Work to complete: Give a verbatim quotation of every record.

-- start Records for the task --

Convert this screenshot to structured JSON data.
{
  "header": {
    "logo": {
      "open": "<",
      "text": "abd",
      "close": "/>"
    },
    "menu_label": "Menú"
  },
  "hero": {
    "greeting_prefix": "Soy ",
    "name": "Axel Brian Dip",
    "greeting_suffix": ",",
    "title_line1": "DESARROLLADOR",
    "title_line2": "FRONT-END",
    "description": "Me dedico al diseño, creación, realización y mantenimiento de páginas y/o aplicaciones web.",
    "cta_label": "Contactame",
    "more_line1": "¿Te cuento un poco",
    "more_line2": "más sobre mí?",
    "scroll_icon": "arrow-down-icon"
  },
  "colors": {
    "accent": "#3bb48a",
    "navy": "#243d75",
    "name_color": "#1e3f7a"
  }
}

-- end Records for the task --

Output below:
Convert this screenshot to structured JSON data.
{
  "header": {
    "logo": {
      "open": "<",
      "text": "abd",
      "close": "/>"
    },
    "menu_label": "Menú"
  },
  "hero": {
    "greeting_prefix": "Soy ",
    "name": "Axel Brian Dip",
    "greeting_suffix": ",",
    "title_line1": "DESARROLLADOR",
    "title_line2": "FRONT-END",
    "description": "Me dedico al diseño, creación, realización y mantenimiento de páginas y/o aplicaciones web.",
    "cta_label": "Contactame",
    "more_line1": "¿Te cuento un poco",
    "more_line2": "más sobre mí?",
    "scroll_icon": "arrow-down-icon"
  },
  "colors": {
    "accent": "#3bb48a",
    "navy": "#243d75",
    "name_color": "#1e3f7a"
  }
}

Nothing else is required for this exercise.